— Instructions for the task —
Copy every line in the records below that contains the word "eGFR".

— The records —
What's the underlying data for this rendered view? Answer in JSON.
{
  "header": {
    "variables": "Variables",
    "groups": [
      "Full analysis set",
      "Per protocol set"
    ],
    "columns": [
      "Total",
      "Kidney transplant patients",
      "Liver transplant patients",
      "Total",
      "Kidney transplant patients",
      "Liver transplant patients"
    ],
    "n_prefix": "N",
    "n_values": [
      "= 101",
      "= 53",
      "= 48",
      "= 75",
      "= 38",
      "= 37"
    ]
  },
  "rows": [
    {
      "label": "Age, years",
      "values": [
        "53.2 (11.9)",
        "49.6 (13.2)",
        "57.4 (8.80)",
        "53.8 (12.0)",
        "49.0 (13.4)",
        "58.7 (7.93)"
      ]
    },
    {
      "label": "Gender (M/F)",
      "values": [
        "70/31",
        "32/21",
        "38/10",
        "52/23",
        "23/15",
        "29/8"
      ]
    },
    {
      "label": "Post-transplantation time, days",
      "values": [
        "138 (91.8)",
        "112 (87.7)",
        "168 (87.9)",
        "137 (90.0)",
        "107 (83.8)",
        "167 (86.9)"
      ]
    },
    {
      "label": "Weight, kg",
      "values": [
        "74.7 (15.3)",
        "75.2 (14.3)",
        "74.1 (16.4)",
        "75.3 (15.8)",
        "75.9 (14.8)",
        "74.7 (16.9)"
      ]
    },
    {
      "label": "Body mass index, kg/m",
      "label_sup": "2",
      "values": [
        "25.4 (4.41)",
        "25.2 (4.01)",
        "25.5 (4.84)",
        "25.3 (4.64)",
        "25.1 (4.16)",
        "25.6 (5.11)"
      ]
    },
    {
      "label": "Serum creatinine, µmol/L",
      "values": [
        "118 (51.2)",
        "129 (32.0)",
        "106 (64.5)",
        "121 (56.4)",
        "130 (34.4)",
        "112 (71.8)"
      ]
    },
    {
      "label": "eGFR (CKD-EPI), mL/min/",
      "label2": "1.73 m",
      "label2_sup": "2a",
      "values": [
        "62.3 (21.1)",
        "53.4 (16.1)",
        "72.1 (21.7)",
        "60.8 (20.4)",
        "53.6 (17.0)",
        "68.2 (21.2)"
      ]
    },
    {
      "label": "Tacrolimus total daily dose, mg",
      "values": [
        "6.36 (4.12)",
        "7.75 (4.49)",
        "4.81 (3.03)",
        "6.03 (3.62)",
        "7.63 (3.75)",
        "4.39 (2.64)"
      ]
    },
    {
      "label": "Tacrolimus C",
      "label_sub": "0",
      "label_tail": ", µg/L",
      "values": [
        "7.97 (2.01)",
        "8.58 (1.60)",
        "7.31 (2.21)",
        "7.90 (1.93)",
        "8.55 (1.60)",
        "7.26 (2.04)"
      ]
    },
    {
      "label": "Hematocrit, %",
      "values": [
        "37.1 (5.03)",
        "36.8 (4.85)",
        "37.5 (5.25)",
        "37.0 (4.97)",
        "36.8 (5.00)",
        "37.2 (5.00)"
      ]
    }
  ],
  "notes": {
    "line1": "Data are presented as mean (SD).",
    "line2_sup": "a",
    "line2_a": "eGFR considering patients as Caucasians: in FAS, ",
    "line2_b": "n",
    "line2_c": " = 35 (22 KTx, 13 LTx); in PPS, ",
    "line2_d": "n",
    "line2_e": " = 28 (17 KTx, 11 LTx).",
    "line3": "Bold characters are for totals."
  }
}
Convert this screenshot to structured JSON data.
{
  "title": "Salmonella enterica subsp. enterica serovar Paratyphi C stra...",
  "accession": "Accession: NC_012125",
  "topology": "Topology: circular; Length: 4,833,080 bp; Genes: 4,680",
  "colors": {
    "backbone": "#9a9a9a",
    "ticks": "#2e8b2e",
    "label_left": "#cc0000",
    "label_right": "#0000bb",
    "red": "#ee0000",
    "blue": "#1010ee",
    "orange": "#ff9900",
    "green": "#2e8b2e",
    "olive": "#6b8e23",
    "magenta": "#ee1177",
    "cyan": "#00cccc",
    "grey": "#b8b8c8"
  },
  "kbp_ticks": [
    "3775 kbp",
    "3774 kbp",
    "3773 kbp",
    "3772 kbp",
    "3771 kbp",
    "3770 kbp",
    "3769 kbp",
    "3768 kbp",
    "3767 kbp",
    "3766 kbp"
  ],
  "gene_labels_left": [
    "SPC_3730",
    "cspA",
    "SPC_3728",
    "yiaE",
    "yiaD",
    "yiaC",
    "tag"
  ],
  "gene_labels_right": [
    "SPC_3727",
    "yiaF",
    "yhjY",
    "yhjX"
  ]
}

— Output for this exercise —
      "label": "eGFR (CKD-EPI), mL/min/",
    "line2_a": "eGFR considering patients as Caucasians: in FAS, ",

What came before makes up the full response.